# Rows:
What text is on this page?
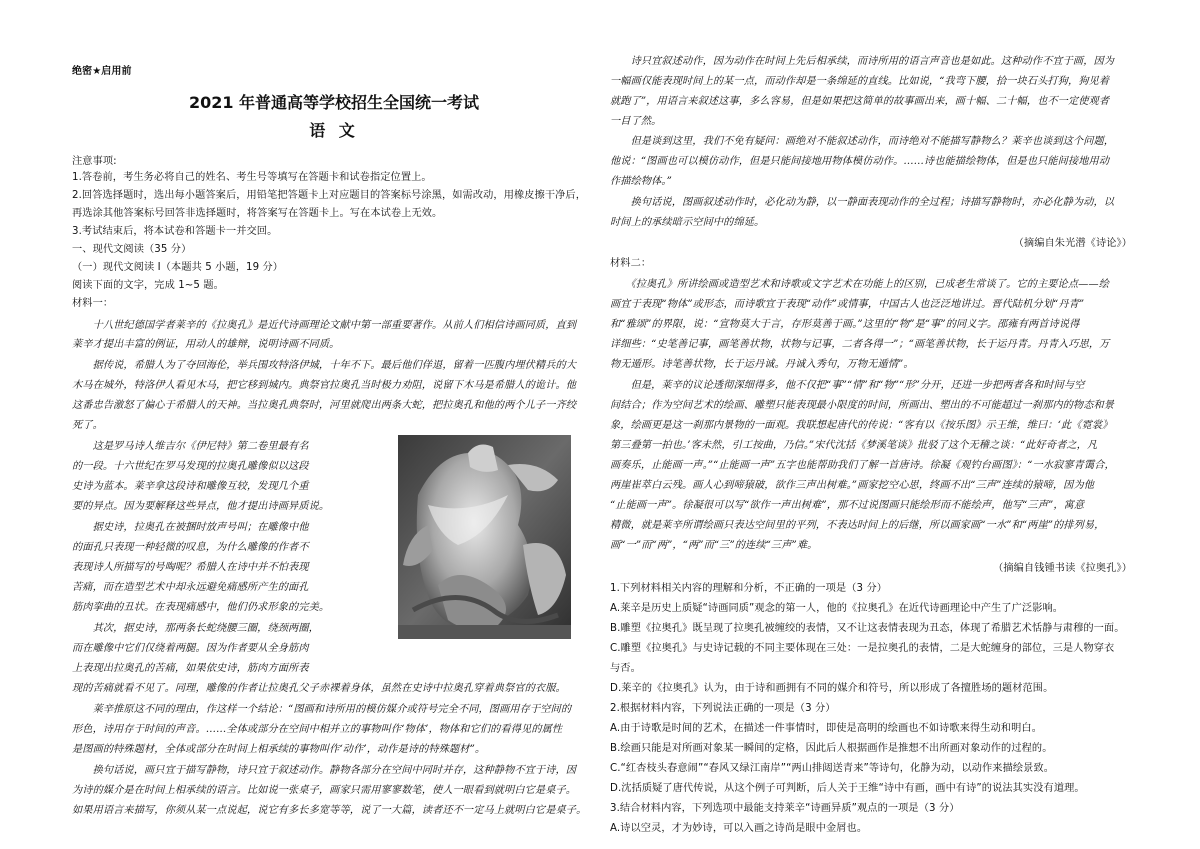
绝密★启用前
2021 年普通高等学校招生全国统一考试
语 文
注意事项:
1.答卷前，考生务必将自己的姓名、考生号等填写在答题卡和试卷指定位置上。
2.回答选择题时，选出每小题答案后，用铅笔把答题卡上对应题目的答案标号涂黑，如需改动，用橡皮擦干净后，
再选涂其他答案标号回答非选择题时，将答案写在答题卡上。写在本试卷上无效。
3.考试结束后，将本试卷和答题卡一并交回。
一、现代文阅读（35 分）
（一）现代文阅读 I（本题共 5 小题，19 分）
阅读下面的文字，完成 1~5 题。
材料一：
　　十八世纪德国学者莱辛的《拉奥孔》是近代诗画理论文献中第一部重要著作。从前人们相信诗画同质，直到
莱辛才提出丰富的例证，用动人的雄辩，说明诗画不同质。
　　据传说，希腊人为了夺回海伦，举兵围攻特洛伊城，十年不下。最后他们佯退，留着一匹腹内埋伏精兵的大
木马在城外，特洛伊人看见木马，把它移到城内。典祭官拉奥孔当时极力劝阻，说留下木马是希腊人的诡计。他
这番忠告激怒了偏心于希腊人的天神。当拉奥孔典祭时，河里就爬出两条大蛇，把拉奥孔和他的两个儿子一齐绞
死了。
　　这是罗马诗人维吉尔《伊尼特》第二卷里最有名
的一段。十六世纪在罗马发现的拉奥孔雕像似以这段
史诗为蓝本。莱辛拿这段诗和雕像互较，发现几个重
要的异点。因为要解释这些异点，他才提出诗画异质说。
　　据史诗，拉奥孔在被捆时放声号叫；在雕像中他
的面孔只表现一种轻微的叹息，为什么雕像的作者不
表现诗人所描写的号啕呢？希腊人在诗中并不怕表现
苦痛，而在造型艺术中却永远避免痛感所产生的面孔
筋肉挛曲的丑状。在表现痛感中，他们仍求形象的完美。
　　其次，据史诗，那两条长蛇绕腰三圈，绕颈两圈，
而在雕像中它们仅绕着两腿。因为作者要从全身筋肉
上表现出拉奥孔的苦痛，如果依史诗，筋肉方面所表
现的苦痛就看不见了。同理，雕像的作者让拉奥孔父子赤裸着身体，虽然在史诗中拉奥孔穿着典祭官的衣服。
　　莱辛推原这不同的理由，作这样一个结论：“图画和诗所用的模仿媒介或符号完全不同，图画用存于空间的
形色，诗用存于时间的声音。……全体或部分在空间中相并立的事物叫作‘物体’，物体和它们的看得见的属性
是图画的特殊题材，全体或部分在时间上相承续的事物叫作‘动作’，动作是诗的特殊题材”。
　　换句话说，画只宜于描写静物，诗只宜于叙述动作。静物各部分在空间中同时并存，这种静物不宜于诗，因
为诗的媒介是在时间上相承续的语言。比如说一张桌子，画家只需用寥寥数笔，使人一眼看到就明白它是桌子。
如果用语言来描写，你须从某一点说起，说它有多长多宽等等，说了一大篇，读者还不一定马上就明白它是桌子。
　　诗只宜叙述动作，因为动作在时间上先后相承续，而诗所用的语言声音也是如此。这种动作不宜于画，因为
一幅画仅能表现时间上的某一点，而动作却是一条绵延的直线。比如说，“我弯下腰，拾一块石头打狗，狗见着
就跑了”，用语言来叙述这事，多么容易，但是如果把这简单的故事画出来，画十幅、二十幅，也不一定使观者
一目了然。
　　但是谈到这里，我们不免有疑问：画绝对不能叙述动作，而诗绝对不能描写静物么？莱辛也谈到这个问题，
他说：“图画也可以模仿动作，但是只能间接地用物体模仿动作。……诗也能描绘物体，但是也只能间接地用动
作描绘物体。”
　　换句话说，图画叙述动作时，必化动为静，以一静面表现动作的全过程；诗描写静物时，亦必化静为动，以
时间上的承续暗示空间中的绵延。
（摘编自朱光潜《诗论》）
材料二：
　　《拉奥孔》所讲绘画或造型艺术和诗歌或文字艺术在功能上的区别，已成老生常谈了。它的主要论点——绘
画宜于表现“物体”或形态，而诗歌宜于表现“动作”或情事，中国古人也泛泛地讲过。晋代陆机分划“丹青”
和“雅颂”的界限，说：“宣物莫大于言，存形莫善于画。”这里的“物”是“事”的同义字。邵雍有两首诗说得
详细些：“史笔善记事，画笔善状物，状物与记事，二者各得一”；“画笔善状物，长于运丹青。丹青入巧思，万
物无遁形。诗笔善状物，长于运丹诚。丹诚入秀句，万物无遁情”。
　　但是，莱辛的议论透彻深细得多，他不仅把“事”“情”和“物”“形”分开，还进一步把两者各和时间与空
间结合；作为空间艺术的绘画、雕塑只能表现最小限度的时间，所画出、塑出的不可能超过一刹那内的物态和景
象，绘画更是这一刹那内景物的一面观。我联想起唐代的传说：“客有以《按乐图》示王维，维曰：‘此《霓裳》
第三叠第一拍也。’客未然，引工按曲，乃信。”宋代沈括《梦溪笔谈》批驳了这个无稽之谈：“此好奇者之，凡
画奏乐，止能画一声。”“止能画一声”五字也能帮助我们了解一首唐诗。徐凝《观钓台画图》：“一水寂寥青霭合，
两崖崔萃白云残。画人心到啼猿破，欲作三声出树难。”画家挖空心思，终画不出“三声”连续的猿啼，因为他
“止能画一声”。徐凝很可以写“欲作一声出树难”，那不过说图画只能绘形而不能绘声，他写“三声”，寓意
精微，就是莱辛所谓绘画只表达空间里的平列，不表达时间上的后继，所以画家画“一水”和“两崖”的排列易，
画“一”而“两”，“两”而“三”的连续“三声”难。
（摘编自钱锺书读《拉奥孔》）
1.下列材料相关内容的理解和分析，不正确的一项是（3 分）
A.莱辛是历史上质疑“诗画同质”观念的第一人，他的《拉奥孔》在近代诗画理论中产生了广泛影响。
B.雕塑《拉奥孔》既呈现了拉奥孔被缠绞的表情，又不让这表情表现为丑态，体现了希腊艺术恬静与肃穆的一面。
C.雕塑《拉奥孔》与史诗记载的不同主要体现在三处：一是拉奥孔的表情，二是大蛇缠身的部位，三是人物穿衣
与否。
D.莱辛的《拉奥孔》认为，由于诗和画拥有不同的媒介和符号，所以形成了各擅胜场的题材范围。
2.根据材料内容，下列说法正确的一项是（3 分）
A.由于诗歌是时间的艺术，在描述一件事情时，即使是高明的绘画也不如诗歌来得生动和明白。
B.绘画只能是对所画对象某一瞬间的定格，因此后人根据画作是推想不出所画对象动作的过程的。
C.“红杏枝头春意闹”“春风又绿江南岸”“两山排闼送青来”等诗句，化静为动，以动作来描绘景致。
D.沈括质疑了唐代传说，从这个例子可判断，后人关于王维“诗中有画，画中有诗”的说法其实没有道理。
3.结合材料内容，下列选项中最能支持莱辛“诗画异质”观点的一项是（3 分）
A.诗以空灵，才为妙诗，可以入画之诗尚是眼中金屑也。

# Problem requirements:
Send back the data above word for word, with the pictures left out.

# Output below:
What text is on this page?
绝密★启用前
2021 年普通高等学校招生全国统一考试
语 文
注意事项:
1.答卷前，考生务必将自己的姓名、考生号等填写在答题卡和试卷指定位置上。
2.回答选择题时，选出每小题答案后，用铅笔把答题卡上对应题目的答案标号涂黑，如需改动，用橡皮擦干净后，
再选涂其他答案标号回答非选择题时，将答案写在答题卡上。写在本试卷上无效。
3.考试结束后，将本试卷和答题卡一并交回。
一、现代文阅读（35 分）
（一）现代文阅读 I（本题共 5 小题，19 分）
阅读下面的文字，完成 1~5 题。
材料一：
　　十八世纪德国学者莱辛的《拉奥孔》是近代诗画理论文献中第一部重要著作。从前人们相信诗画同质，直到
莱辛才提出丰富的例证，用动人的雄辩，说明诗画不同质。
　　据传说，希腊人为了夺回海伦，举兵围攻特洛伊城，十年不下。最后他们佯退，留着一匹腹内埋伏精兵的大
木马在城外，特洛伊人看见木马，把它移到城内。典祭官拉奥孔当时极力劝阻，说留下木马是希腊人的诡计。他
这番忠告激怒了偏心于希腊人的天神。当拉奥孔典祭时，河里就爬出两条大蛇，把拉奥孔和他的两个儿子一齐绞
死了。
　　这是罗马诗人维吉尔《伊尼特》第二卷里最有名
的一段。十六世纪在罗马发现的拉奥孔雕像似以这段
史诗为蓝本。莱辛拿这段诗和雕像互较，发现几个重
要的异点。因为要解释这些异点，他才提出诗画异质说。
　　据史诗，拉奥孔在被捆时放声号叫；在雕像中他
的面孔只表现一种轻微的叹息，为什么雕像的作者不
表现诗人所描写的号啕呢？希腊人在诗中并不怕表现
苦痛，而在造型艺术中却永远避免痛感所产生的面孔
筋肉挛曲的丑状。在表现痛感中，他们仍求形象的完美。
　　其次，据史诗，那两条长蛇绕腰三圈，绕颈两圈，
而在雕像中它们仅绕着两腿。因为作者要从全身筋肉
上表现出拉奥孔的苦痛，如果依史诗，筋肉方面所表
现的苦痛就看不见了。同理，雕像的作者让拉奥孔父子赤裸着身体，虽然在史诗中拉奥孔穿着典祭官的衣服。
　　莱辛推原这不同的理由，作这样一个结论：“图画和诗所用的模仿媒介或符号完全不同，图画用存于空间的
形色，诗用存于时间的声音。……全体或部分在空间中相并立的事物叫作‘物体’，物体和它们的看得见的属性
是图画的特殊题材，全体或部分在时间上相承续的事物叫作‘动作’，动作是诗的特殊题材”。
　　换句话说，画只宜于描写静物，诗只宜于叙述动作。静物各部分在空间中同时并存，这种静物不宜于诗，因
为诗的媒介是在时间上相承续的语言。比如说一张桌子，画家只需用寥寥数笔，使人一眼看到就明白它是桌子。
如果用语言来描写，你须从某一点说起，说它有多长多宽等等，说了一大篇，读者还不一定马上就明白它是桌子。
　　诗只宜叙述动作，因为动作在时间上先后相承续，而诗所用的语言声音也是如此。这种动作不宜于画，因为
一幅画仅能表现时间上的某一点，而动作却是一条绵延的直线。比如说，“我弯下腰，拾一块石头打狗，狗见着
就跑了”，用语言来叙述这事，多么容易，但是如果把这简单的故事画出来，画十幅、二十幅，也不一定使观者
一目了然。
　　但是谈到这里，我们不免有疑问：画绝对不能叙述动作，而诗绝对不能描写静物么？莱辛也谈到这个问题，
他说：“图画也可以模仿动作，但是只能间接地用物体模仿动作。……诗也能描绘物体，但是也只能间接地用动
作描绘物体。”
　　换句话说，图画叙述动作时，必化动为静，以一静面表现动作的全过程；诗描写静物时，亦必化静为动，以
时间上的承续暗示空间中的绵延。
（摘编自朱光潜《诗论》）
材料二：
　　《拉奥孔》所讲绘画或造型艺术和诗歌或文字艺术在功能上的区别，已成老生常谈了。它的主要论点——绘
画宜于表现“物体”或形态，而诗歌宜于表现“动作”或情事，中国古人也泛泛地讲过。晋代陆机分划“丹青”
和“雅颂”的界限，说：“宣物莫大于言，存形莫善于画。”这里的“物”是“事”的同义字。邵雍有两首诗说得
详细些：“史笔善记事，画笔善状物，状物与记事，二者各得一”；“画笔善状物，长于运丹青。丹青入巧思，万
物无遁形。诗笔善状物，长于运丹诚。丹诚入秀句，万物无遁情”。
　　但是，莱辛的议论透彻深细得多，他不仅把“事”“情”和“物”“形”分开，还进一步把两者各和时间与空
间结合；作为空间艺术的绘画、雕塑只能表现最小限度的时间，所画出、塑出的不可能超过一刹那内的物态和景
象，绘画更是这一刹那内景物的一面观。我联想起唐代的传说：“客有以《按乐图》示王维，维曰：‘此《霓裳》
第三叠第一拍也。’客未然，引工按曲，乃信。”宋代沈括《梦溪笔谈》批驳了这个无稽之谈：“此好奇者之，凡
画奏乐，止能画一声。”“止能画一声”五字也能帮助我们了解一首唐诗。徐凝《观钓台画图》：“一水寂寥青霭合，
两崖崔萃白云残。画人心到啼猿破，欲作三声出树难。”画家挖空心思，终画不出“三声”连续的猿啼，因为他
“止能画一声”。徐凝很可以写“欲作一声出树难”，那不过说图画只能绘形而不能绘声，他写“三声”，寓意
精微，就是莱辛所谓绘画只表达空间里的平列，不表达时间上的后继，所以画家画“一水”和“两崖”的排列易，
画“一”而“两”，“两”而“三”的连续“三声”难。
（摘编自钱锺书读《拉奥孔》）
1.下列材料相关内容的理解和分析，不正确的一项是（3 分）
A.莱辛是历史上质疑“诗画同质”观念的第一人，他的《拉奥孔》在近代诗画理论中产生了广泛影响。
B.雕塑《拉奥孔》既呈现了拉奥孔被缠绞的表情，又不让这表情表现为丑态，体现了希腊艺术恬静与肃穆的一面。
C.雕塑《拉奥孔》与史诗记载的不同主要体现在三处：一是拉奥孔的表情，二是大蛇缠身的部位，三是人物穿衣
与否。
D.莱辛的《拉奥孔》认为，由于诗和画拥有不同的媒介和符号，所以形成了各擅胜场的题材范围。
2.根据材料内容，下列说法正确的一项是（3 分）
A.由于诗歌是时间的艺术，在描述一件事情时，即使是高明的绘画也不如诗歌来得生动和明白。
B.绘画只能是对所画对象某一瞬间的定格，因此后人根据画作是推想不出所画对象动作的过程的。
C.“红杏枝头春意闹”“春风又绿江南岸”“两山排闼送青来”等诗句，化静为动，以动作来描绘景致。
D.沈括质疑了唐代传说，从这个例子可判断，后人关于王维“诗中有画，画中有诗”的说法其实没有道理。
3.结合材料内容，下列选项中最能支持莱辛“诗画异质”观点的一项是（3 分）
A.诗以空灵，才为妙诗，可以入画之诗尚是眼中金屑也。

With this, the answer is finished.